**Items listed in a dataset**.
----------------

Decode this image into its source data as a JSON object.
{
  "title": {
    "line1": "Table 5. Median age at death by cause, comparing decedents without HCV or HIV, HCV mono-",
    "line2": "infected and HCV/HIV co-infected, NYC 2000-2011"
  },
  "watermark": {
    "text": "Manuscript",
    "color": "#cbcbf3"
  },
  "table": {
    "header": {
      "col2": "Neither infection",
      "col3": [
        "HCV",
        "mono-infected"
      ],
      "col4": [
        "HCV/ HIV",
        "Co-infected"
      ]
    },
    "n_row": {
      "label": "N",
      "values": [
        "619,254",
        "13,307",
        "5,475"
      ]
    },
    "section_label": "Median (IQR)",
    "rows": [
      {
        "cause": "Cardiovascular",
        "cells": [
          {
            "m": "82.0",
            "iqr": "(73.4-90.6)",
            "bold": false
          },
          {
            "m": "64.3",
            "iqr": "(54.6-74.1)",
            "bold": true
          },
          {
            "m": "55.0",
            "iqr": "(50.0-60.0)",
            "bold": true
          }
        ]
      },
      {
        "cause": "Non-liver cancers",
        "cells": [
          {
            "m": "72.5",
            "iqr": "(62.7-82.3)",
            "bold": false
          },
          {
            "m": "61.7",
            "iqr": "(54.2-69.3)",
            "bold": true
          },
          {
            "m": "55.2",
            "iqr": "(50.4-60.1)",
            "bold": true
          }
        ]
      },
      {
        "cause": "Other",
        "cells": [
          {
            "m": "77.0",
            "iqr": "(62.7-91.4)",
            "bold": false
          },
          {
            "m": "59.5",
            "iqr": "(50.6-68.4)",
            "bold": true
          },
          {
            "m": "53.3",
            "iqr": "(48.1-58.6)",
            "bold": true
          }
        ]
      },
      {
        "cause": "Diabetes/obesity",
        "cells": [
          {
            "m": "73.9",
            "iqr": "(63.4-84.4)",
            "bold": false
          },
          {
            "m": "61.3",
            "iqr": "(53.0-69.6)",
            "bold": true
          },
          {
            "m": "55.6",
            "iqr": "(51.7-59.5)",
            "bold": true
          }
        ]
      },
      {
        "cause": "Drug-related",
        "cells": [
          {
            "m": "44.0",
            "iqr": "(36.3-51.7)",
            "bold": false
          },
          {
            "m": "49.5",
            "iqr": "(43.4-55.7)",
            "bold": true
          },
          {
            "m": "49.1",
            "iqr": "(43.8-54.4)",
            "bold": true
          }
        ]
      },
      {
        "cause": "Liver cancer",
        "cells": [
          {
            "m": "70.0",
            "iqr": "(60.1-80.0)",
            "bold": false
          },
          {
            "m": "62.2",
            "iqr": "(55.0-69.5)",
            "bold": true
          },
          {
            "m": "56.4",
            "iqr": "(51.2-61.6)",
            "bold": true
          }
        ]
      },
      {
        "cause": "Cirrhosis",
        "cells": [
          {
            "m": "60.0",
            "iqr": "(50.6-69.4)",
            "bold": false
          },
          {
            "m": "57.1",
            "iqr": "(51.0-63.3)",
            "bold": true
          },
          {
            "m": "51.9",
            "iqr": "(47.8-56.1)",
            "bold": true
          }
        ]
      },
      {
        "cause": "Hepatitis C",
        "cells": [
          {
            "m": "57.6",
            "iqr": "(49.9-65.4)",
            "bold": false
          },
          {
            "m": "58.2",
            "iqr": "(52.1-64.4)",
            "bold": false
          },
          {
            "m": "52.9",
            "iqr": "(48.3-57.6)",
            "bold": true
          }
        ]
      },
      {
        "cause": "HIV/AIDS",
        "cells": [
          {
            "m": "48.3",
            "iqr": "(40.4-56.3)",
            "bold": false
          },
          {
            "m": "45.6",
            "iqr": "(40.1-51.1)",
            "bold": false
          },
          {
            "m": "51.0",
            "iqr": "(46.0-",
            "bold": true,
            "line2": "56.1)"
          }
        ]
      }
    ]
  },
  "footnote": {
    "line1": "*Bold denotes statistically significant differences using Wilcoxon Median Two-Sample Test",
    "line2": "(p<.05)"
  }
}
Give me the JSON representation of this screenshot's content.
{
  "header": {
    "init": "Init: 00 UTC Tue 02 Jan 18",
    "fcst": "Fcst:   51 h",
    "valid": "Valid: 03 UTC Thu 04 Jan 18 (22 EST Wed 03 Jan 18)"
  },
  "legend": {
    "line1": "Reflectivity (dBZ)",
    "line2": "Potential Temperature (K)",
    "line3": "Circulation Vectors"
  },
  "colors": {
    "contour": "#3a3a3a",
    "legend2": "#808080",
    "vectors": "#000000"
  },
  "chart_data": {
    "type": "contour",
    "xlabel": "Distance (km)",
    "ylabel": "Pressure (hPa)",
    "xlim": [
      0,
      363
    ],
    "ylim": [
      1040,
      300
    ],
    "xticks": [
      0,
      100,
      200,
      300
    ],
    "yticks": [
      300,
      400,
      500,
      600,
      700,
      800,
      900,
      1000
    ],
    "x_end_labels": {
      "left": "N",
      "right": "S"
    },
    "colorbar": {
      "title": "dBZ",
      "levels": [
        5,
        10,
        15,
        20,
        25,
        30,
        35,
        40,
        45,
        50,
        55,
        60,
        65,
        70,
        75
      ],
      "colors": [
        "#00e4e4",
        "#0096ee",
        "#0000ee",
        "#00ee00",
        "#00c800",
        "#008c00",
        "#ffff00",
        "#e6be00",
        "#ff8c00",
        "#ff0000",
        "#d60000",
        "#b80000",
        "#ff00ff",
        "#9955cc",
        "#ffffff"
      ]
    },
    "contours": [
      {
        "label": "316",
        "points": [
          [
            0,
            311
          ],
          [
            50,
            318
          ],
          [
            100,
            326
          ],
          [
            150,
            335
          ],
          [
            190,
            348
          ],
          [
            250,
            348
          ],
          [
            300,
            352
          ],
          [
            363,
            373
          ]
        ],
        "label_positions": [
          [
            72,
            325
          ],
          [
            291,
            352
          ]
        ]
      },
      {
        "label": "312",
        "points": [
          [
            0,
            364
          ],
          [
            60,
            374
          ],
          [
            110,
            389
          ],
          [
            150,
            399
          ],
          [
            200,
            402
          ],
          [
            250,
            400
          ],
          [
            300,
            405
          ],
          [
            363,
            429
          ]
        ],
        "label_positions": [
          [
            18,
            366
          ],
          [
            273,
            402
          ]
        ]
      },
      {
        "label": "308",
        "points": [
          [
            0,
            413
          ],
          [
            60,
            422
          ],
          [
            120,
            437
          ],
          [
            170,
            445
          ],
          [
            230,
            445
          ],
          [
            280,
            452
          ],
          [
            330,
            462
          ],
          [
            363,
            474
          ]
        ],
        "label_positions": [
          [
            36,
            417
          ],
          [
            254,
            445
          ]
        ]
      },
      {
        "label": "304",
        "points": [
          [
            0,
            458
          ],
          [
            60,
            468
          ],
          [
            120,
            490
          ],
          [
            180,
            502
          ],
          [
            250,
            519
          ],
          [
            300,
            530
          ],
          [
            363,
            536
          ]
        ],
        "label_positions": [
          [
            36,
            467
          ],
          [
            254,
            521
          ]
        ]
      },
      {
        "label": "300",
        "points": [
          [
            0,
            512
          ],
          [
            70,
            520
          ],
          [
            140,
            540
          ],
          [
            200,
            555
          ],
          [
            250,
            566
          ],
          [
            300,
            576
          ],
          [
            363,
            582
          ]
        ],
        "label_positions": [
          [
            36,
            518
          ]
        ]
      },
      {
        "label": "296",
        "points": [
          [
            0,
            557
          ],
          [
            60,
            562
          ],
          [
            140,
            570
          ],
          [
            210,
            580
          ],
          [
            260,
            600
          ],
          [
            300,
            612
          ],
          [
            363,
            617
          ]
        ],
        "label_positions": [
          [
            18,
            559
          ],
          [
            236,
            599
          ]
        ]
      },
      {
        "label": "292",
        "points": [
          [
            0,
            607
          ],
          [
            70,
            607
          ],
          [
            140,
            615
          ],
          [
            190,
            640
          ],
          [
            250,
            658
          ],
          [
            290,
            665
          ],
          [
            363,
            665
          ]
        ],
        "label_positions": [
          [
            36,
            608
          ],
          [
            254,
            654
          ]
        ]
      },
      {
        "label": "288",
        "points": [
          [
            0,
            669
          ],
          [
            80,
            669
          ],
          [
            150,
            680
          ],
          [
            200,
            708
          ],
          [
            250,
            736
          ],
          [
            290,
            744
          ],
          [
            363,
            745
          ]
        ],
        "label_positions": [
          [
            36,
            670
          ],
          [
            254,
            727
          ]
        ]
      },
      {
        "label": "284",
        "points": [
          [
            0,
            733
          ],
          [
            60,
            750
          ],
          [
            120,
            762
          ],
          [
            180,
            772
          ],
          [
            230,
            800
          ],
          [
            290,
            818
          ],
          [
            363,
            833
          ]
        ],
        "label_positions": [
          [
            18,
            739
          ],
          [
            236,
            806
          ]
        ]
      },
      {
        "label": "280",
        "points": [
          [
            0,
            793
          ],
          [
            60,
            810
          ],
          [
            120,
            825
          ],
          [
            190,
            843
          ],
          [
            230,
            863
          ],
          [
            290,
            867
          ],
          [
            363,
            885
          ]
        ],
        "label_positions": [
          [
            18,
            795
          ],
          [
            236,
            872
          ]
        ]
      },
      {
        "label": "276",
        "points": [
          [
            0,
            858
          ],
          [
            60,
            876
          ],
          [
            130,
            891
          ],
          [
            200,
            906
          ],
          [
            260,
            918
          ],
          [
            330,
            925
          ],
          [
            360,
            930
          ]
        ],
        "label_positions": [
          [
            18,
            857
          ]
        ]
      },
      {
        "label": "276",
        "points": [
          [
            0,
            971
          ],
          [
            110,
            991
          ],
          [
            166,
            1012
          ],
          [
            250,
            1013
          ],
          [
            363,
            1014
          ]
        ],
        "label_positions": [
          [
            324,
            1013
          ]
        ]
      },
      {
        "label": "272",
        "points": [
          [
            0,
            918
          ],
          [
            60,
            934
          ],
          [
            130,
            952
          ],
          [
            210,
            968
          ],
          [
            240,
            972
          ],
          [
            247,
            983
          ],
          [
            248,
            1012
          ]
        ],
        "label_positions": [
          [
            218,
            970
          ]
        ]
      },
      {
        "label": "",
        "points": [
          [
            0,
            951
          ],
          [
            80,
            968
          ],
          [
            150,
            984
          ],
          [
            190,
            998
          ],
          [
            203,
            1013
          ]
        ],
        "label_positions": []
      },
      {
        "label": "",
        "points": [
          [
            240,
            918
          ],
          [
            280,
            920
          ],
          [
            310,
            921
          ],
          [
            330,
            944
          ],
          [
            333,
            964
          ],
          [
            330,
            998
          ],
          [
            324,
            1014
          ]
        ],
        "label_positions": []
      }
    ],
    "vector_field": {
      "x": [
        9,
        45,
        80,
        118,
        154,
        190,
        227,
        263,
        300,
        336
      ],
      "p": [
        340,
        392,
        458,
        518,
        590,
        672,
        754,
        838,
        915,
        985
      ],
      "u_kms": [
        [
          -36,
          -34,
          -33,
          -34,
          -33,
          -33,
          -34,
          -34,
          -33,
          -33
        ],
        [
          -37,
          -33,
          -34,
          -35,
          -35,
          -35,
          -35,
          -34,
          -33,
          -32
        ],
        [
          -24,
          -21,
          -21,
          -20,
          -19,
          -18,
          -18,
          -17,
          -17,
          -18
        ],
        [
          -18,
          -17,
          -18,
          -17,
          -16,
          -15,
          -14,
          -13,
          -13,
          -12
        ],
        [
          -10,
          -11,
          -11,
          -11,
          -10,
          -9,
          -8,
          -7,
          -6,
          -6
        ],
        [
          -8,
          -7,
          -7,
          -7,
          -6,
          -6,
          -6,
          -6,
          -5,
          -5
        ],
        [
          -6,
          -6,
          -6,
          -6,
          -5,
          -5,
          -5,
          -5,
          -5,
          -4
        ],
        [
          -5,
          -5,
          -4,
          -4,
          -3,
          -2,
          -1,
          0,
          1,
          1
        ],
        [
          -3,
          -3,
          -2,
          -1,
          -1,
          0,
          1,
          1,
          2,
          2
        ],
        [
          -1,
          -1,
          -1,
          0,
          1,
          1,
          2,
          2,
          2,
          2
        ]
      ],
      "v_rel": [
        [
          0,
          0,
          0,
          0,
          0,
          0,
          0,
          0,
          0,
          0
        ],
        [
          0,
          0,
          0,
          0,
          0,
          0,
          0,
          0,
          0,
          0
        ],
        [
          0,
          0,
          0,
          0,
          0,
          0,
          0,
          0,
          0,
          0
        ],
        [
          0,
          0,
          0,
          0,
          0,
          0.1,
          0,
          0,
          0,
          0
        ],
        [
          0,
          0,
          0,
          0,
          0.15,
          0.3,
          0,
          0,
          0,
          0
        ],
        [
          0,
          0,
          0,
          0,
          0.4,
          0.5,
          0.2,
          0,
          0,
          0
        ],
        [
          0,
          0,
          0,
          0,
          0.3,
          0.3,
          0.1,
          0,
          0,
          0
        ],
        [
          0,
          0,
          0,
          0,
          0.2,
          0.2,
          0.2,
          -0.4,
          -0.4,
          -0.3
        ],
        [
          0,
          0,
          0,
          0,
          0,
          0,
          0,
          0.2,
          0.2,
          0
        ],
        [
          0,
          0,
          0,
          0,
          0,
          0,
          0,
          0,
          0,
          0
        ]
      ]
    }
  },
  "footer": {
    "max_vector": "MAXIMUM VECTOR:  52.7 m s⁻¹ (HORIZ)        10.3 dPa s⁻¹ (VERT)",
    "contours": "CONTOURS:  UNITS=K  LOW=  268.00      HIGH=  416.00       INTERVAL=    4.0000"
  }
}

----------------

**Task details**. From the data, collect all lines where the string "JSON" appears.

**Full answer**.
Decode this image into its source data as a JSON object.
Give me the JSON representation of this screenshot's content.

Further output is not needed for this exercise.